In the listing below, how many lines contain the word "those"? Please respond with the number only.

[Stored entries]
--- start ---

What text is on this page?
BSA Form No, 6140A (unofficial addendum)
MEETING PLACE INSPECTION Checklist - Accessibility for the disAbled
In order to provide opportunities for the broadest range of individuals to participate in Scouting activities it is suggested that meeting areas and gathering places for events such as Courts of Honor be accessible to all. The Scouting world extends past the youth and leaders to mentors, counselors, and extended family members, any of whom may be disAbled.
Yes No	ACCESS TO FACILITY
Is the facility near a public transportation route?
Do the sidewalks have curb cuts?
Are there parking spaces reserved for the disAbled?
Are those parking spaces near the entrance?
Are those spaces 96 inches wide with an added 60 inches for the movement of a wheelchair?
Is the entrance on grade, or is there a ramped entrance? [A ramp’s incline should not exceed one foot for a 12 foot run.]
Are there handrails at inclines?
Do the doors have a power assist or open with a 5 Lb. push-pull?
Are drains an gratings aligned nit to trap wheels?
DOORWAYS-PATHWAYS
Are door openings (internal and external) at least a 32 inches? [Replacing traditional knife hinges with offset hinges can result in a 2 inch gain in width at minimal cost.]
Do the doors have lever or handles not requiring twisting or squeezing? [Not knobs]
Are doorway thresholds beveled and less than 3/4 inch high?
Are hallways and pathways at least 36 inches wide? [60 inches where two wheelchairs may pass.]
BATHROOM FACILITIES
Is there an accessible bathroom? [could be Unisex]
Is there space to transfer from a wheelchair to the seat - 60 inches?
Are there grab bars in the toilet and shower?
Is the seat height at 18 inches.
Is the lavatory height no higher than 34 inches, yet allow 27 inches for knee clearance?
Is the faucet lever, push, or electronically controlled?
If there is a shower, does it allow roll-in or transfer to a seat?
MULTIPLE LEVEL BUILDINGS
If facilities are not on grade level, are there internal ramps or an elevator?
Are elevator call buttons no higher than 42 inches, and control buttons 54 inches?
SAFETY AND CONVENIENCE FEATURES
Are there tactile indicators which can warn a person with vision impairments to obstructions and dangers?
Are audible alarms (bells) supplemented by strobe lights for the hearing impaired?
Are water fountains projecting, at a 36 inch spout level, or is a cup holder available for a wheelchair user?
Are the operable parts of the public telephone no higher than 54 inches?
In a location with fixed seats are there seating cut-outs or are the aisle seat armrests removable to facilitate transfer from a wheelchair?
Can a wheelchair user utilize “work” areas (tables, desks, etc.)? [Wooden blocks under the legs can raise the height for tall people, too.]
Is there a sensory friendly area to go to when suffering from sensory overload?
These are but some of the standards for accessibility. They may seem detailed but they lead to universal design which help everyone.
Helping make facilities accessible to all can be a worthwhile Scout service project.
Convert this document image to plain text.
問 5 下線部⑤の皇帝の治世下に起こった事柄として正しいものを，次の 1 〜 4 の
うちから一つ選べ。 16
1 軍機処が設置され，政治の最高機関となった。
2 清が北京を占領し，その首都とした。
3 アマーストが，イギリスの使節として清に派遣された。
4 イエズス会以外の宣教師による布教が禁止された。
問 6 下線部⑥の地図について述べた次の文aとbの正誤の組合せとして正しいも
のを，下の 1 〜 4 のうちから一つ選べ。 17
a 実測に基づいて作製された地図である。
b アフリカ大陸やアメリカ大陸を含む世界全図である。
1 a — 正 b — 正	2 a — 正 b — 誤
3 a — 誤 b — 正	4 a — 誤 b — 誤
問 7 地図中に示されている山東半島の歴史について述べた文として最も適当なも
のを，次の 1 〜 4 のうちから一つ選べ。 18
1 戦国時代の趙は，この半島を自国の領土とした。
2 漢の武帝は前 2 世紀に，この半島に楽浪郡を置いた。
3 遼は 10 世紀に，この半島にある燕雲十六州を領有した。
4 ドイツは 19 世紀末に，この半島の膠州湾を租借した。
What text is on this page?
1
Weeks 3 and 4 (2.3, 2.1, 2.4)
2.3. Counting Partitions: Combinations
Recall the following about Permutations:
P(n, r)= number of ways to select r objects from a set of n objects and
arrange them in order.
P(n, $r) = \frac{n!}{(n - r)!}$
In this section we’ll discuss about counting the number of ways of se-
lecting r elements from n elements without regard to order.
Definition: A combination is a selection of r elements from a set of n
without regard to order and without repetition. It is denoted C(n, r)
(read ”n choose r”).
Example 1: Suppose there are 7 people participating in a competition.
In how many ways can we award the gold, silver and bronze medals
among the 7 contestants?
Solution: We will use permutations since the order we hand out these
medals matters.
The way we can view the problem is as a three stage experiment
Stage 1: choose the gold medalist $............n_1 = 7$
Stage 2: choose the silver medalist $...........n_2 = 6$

--- end ---

▶ Solution to this task:
2